*Exercise goal*.
How many lines in these records hold the string "zbtCreateCylinderShape"? State only that number.

## START Provided information

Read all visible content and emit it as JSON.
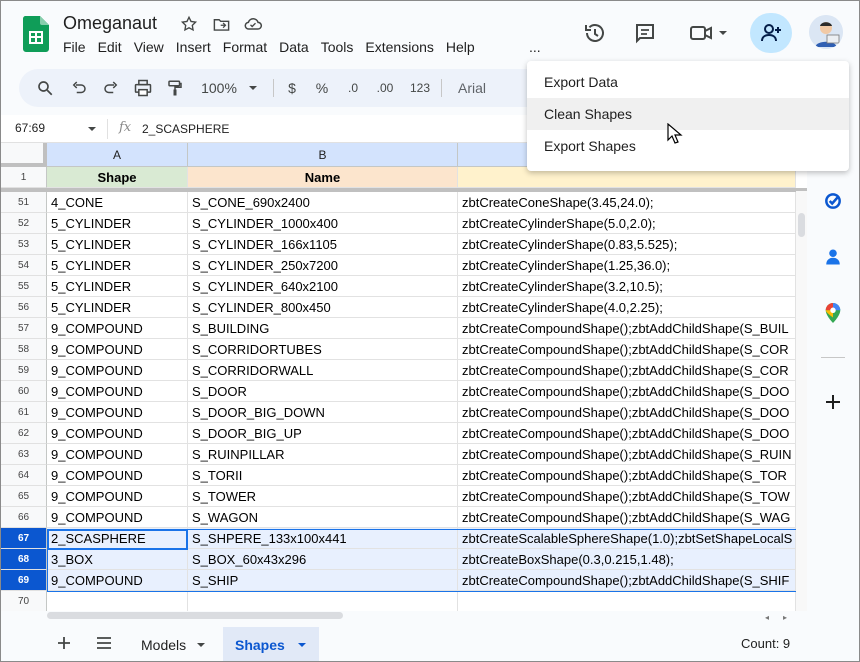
{
  "header": {
    "title": "Omeganaut",
    "menu": [
      "File",
      "Edit",
      "View",
      "Insert",
      "Format",
      "Data",
      "Tools",
      "Extensions",
      "Help"
    ],
    "more": "...",
    "icons": [
      "star-icon",
      "move-to-folder-icon",
      "cloud-status-icon",
      "history-icon",
      "comment-icon",
      "meet-icon",
      "share-icon"
    ]
  },
  "toolbar": {
    "zoom": "100%",
    "currency": "$",
    "percent": "%",
    "decrease_decimal": ".0",
    "increase_decimal": ".00",
    "number_format": "123",
    "font": "Arial"
  },
  "formula_bar": {
    "name_box": "67:69",
    "fx": "fx",
    "formula": "2_SCASPHERE"
  },
  "columns": [
    "A",
    "B",
    ""
  ],
  "header_row": {
    "num": "1",
    "cells": [
      "Shape",
      "Name",
      ""
    ]
  },
  "rows": [
    {
      "num": "51",
      "a": "4_CONE",
      "b": "S_CONE_690x2400",
      "c": "zbtCreateConeShape(3.45,24.0);"
    },
    {
      "num": "52",
      "a": "5_CYLINDER",
      "b": "S_CYLINDER_1000x400",
      "c": "zbtCreateCylinderShape(5.0,2.0);"
    },
    {
      "num": "53",
      "a": "5_CYLINDER",
      "b": "S_CYLINDER_166x1105",
      "c": "zbtCreateCylinderShape(0.83,5.525);"
    },
    {
      "num": "54",
      "a": "5_CYLINDER",
      "b": "S_CYLINDER_250x7200",
      "c": "zbtCreateCylinderShape(1.25,36.0);"
    },
    {
      "num": "55",
      "a": "5_CYLINDER",
      "b": "S_CYLINDER_640x2100",
      "c": "zbtCreateCylinderShape(3.2,10.5);"
    },
    {
      "num": "56",
      "a": "5_CYLINDER",
      "b": "S_CYLINDER_800x450",
      "c": "zbtCreateCylinderShape(4.0,2.25);"
    },
    {
      "num": "57",
      "a": "9_COMPOUND",
      "b": "S_BUILDING",
      "c": "zbtCreateCompoundShape();zbtAddChildShape(S_BUIL"
    },
    {
      "num": "58",
      "a": "9_COMPOUND",
      "b": "S_CORRIDORTUBES",
      "c": "zbtCreateCompoundShape();zbtAddChildShape(S_COR"
    },
    {
      "num": "59",
      "a": "9_COMPOUND",
      "b": "S_CORRIDORWALL",
      "c": "zbtCreateCompoundShape();zbtAddChildShape(S_COR"
    },
    {
      "num": "60",
      "a": "9_COMPOUND",
      "b": "S_DOOR",
      "c": "zbtCreateCompoundShape();zbtAddChildShape(S_DOO"
    },
    {
      "num": "61",
      "a": "9_COMPOUND",
      "b": "S_DOOR_BIG_DOWN",
      "c": "zbtCreateCompoundShape();zbtAddChildShape(S_DOO"
    },
    {
      "num": "62",
      "a": "9_COMPOUND",
      "b": "S_DOOR_BIG_UP",
      "c": "zbtCreateCompoundShape();zbtAddChildShape(S_DOO"
    },
    {
      "num": "63",
      "a": "9_COMPOUND",
      "b": "S_RUINPILLAR",
      "c": "zbtCreateCompoundShape();zbtAddChildShape(S_RUIN"
    },
    {
      "num": "64",
      "a": "9_COMPOUND",
      "b": "S_TORII",
      "c": "zbtCreateCompoundShape();zbtAddChildShape(S_TOR"
    },
    {
      "num": "65",
      "a": "9_COMPOUND",
      "b": "S_TOWER",
      "c": "zbtCreateCompoundShape();zbtAddChildShape(S_TOW"
    },
    {
      "num": "66",
      "a": "9_COMPOUND",
      "b": "S_WAGON",
      "c": "zbtCreateCompoundShape();zbtAddChildShape(S_WAG"
    },
    {
      "num": "67",
      "a": "2_SCASPHERE",
      "b": "S_SHPERE_133x100x441",
      "c": "zbtCreateScalableSphereShape(1.0);zbtSetShapeLocalS",
      "sel": true
    },
    {
      "num": "68",
      "a": "3_BOX",
      "b": "S_BOX_60x43x296",
      "c": "zbtCreateBoxShape(0.3,0.215,1.48);",
      "sel": true
    },
    {
      "num": "69",
      "a": "9_COMPOUND",
      "b": "S_SHIP",
      "c": "zbtCreateCompoundShape();zbtAddChildShape(S_SHIF",
      "sel": true
    },
    {
      "num": "70",
      "a": "",
      "b": "",
      "c": ""
    }
  ],
  "dropdown": {
    "items": [
      "Export Data",
      "Clean Shapes",
      "Export Shapes"
    ],
    "hovered": "Clean Shapes"
  },
  "sheets": {
    "tabs": [
      "Models",
      "Shapes"
    ],
    "active": "Shapes",
    "count": "Count: 9"
  },
  "colors": {
    "accent": "#0b57d0",
    "share_bg": "#c2e7ff",
    "selected_row_bg": "#e8f0fe",
    "col_a_header_bg": "#d9ead3",
    "col_b_header_bg": "#fce5cd",
    "col_c_header_bg": "#fff2cc"
  }
}
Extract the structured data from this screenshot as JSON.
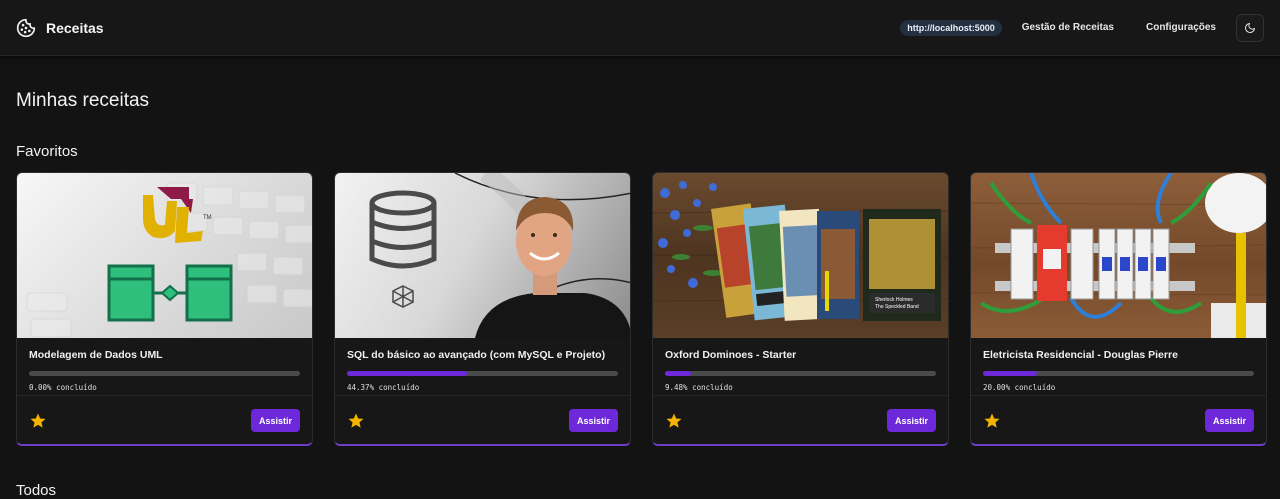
{
  "navbar": {
    "brand": "Receitas",
    "url": "http://localhost:5000",
    "links": [
      "Gestão de Receitas",
      "Configurações"
    ]
  },
  "page_title": "Minhas receitas",
  "sections": {
    "favorites": "Favoritos",
    "all": "Todos"
  },
  "cards": [
    {
      "title": "Modelagem de Dados UML",
      "progress": 0.0,
      "progress_text": "0.00% concluído",
      "button": "Assistir",
      "thumbnail": "uml-diagram-keyboard"
    },
    {
      "title": "SQL do básico ao avançado (com MySQL e Projeto)",
      "progress": 44.37,
      "progress_text": "44.37% concluído",
      "button": "Assistir",
      "thumbnail": "database-instructor"
    },
    {
      "title": "Oxford Dominoes - Starter",
      "progress": 9.48,
      "progress_text": "9.48% concluído",
      "button": "Assistir",
      "thumbnail": "books-on-wood"
    },
    {
      "title": "Eletricista Residencial - Douglas Pierre",
      "progress": 20.0,
      "progress_text": "20.00% concluído",
      "button": "Assistir",
      "thumbnail": "electrical-panel"
    }
  ],
  "icons": {
    "brand": "cookie-icon",
    "theme": "moon-icon",
    "favorite": "star-icon"
  },
  "colors": {
    "accent": "#6d28d9",
    "star": "#f5b301",
    "background": "#131313"
  }
}
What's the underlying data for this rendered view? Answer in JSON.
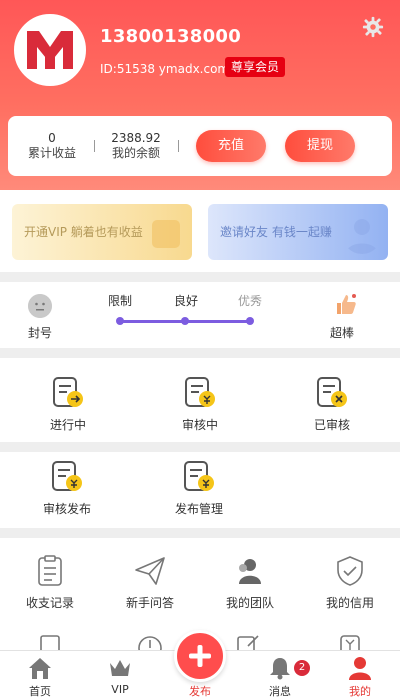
{
  "profile": {
    "phone": "13800138000",
    "uid": "ID:51538 ymadx.com",
    "vip_badge": "尊享会员"
  },
  "stats": {
    "earnings_value": "0",
    "earnings_label": "累计收益",
    "balance_value": "2388.92",
    "balance_label": "我的余额",
    "recharge_label": "充值",
    "withdraw_label": "提现"
  },
  "promos": {
    "vip_text": "开通VIP 躺着也有收益",
    "invite_text": "邀请好友 有钱一起赚"
  },
  "credit": {
    "left_label": "封号",
    "right_label": "超棒",
    "scale": [
      "限制",
      "良好",
      "优秀"
    ]
  },
  "task_grid": [
    {
      "label": "进行中",
      "icon": "task-in-progress-icon"
    },
    {
      "label": "审核中",
      "icon": "task-reviewing-icon"
    },
    {
      "label": "已审核",
      "icon": "task-reviewed-icon"
    }
  ],
  "publish_grid": [
    {
      "label": "审核发布",
      "icon": "review-publish-icon"
    },
    {
      "label": "发布管理",
      "icon": "publish-manage-icon"
    }
  ],
  "tools_grid": [
    {
      "label": "收支记录",
      "icon": "clipboard-icon"
    },
    {
      "label": "新手问答",
      "icon": "paper-plane-icon"
    },
    {
      "label": "我的团队",
      "icon": "team-icon"
    },
    {
      "label": "我的信用",
      "icon": "shield-icon"
    }
  ],
  "tabbar": {
    "home": "首页",
    "vip": "VIP",
    "publish": "发布",
    "messages": "消息",
    "mine": "我的",
    "message_count": "2"
  },
  "colors": {
    "brand_red": "#ff5757",
    "accent_purple": "#7c5ce0",
    "badge_red": "#e60012"
  }
}
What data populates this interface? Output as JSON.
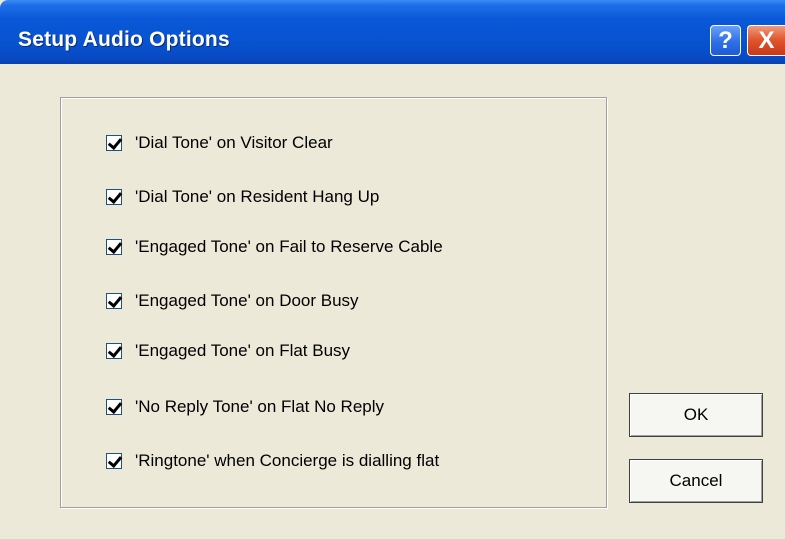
{
  "window": {
    "title": "Setup Audio Options",
    "help_button": "?",
    "close_button": "X"
  },
  "options": [
    {
      "label": "'Dial Tone' on Visitor Clear",
      "checked": true
    },
    {
      "label": "'Dial Tone' on Resident Hang Up",
      "checked": true
    },
    {
      "label": "'Engaged Tone' on Fail to Reserve Cable",
      "checked": true
    },
    {
      "label": "'Engaged Tone' on Door Busy",
      "checked": true
    },
    {
      "label": "'Engaged Tone' on Flat Busy",
      "checked": true
    },
    {
      "label": "'No Reply Tone' on Flat No Reply",
      "checked": true
    },
    {
      "label": "'Ringtone' when Concierge is dialling flat",
      "checked": true
    }
  ],
  "buttons": {
    "ok": "OK",
    "cancel": "Cancel"
  }
}
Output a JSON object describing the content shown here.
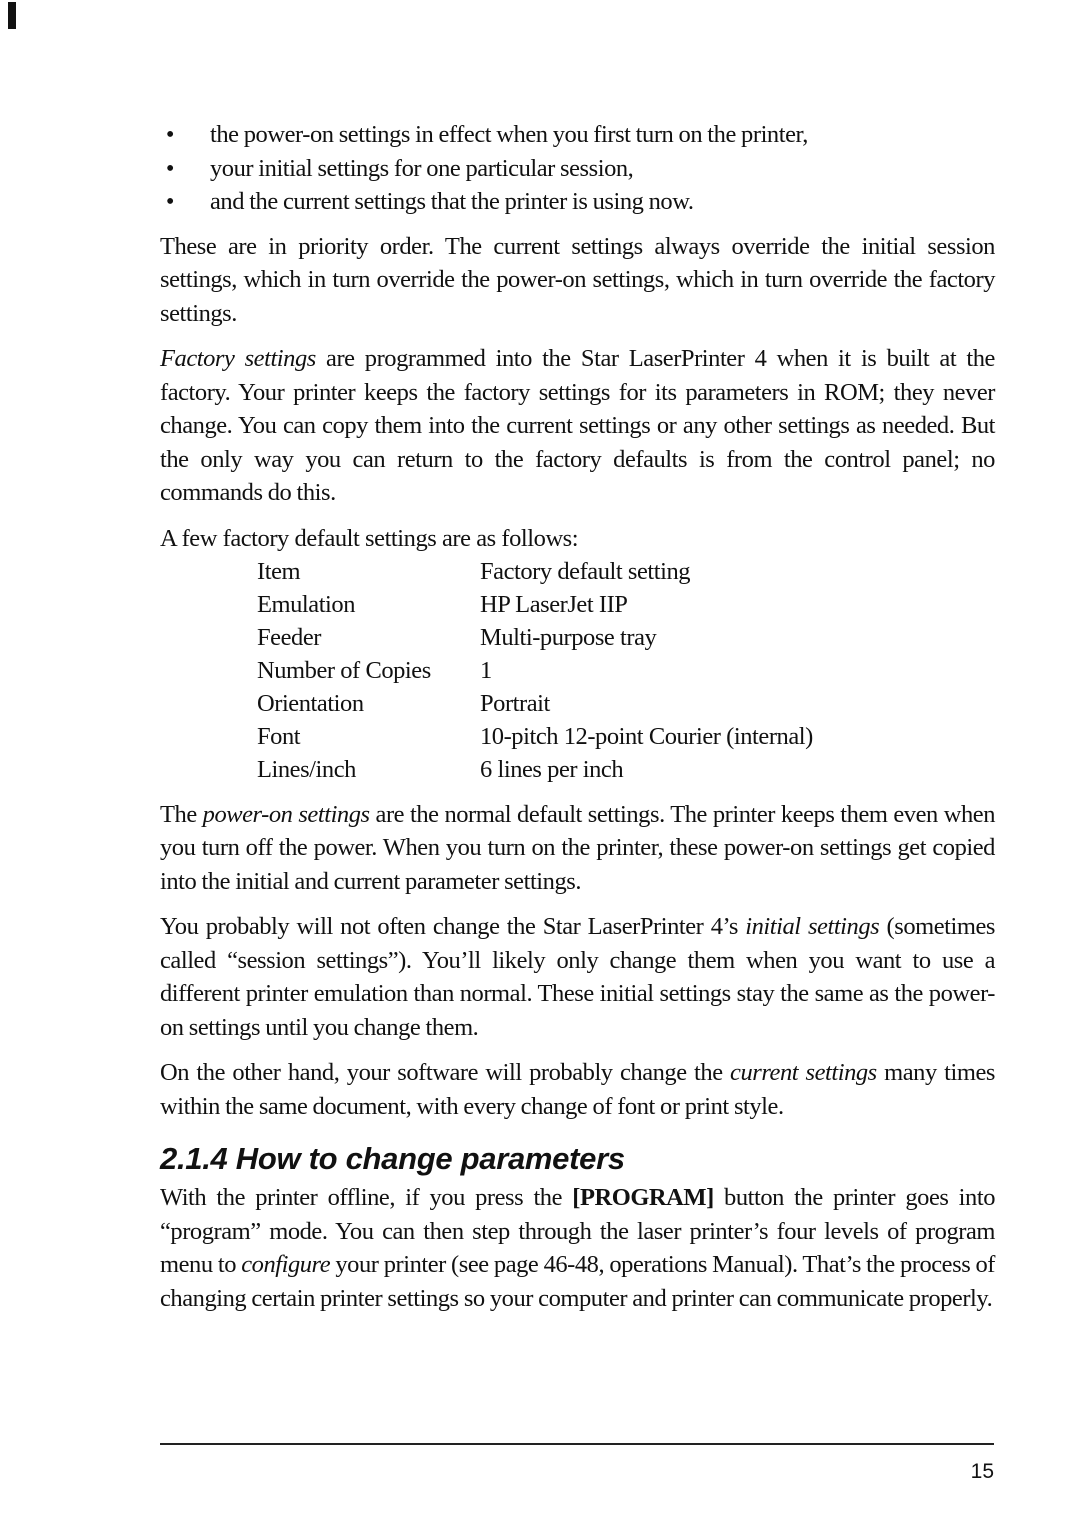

## END Provided information

*Solution to this exercise*.
5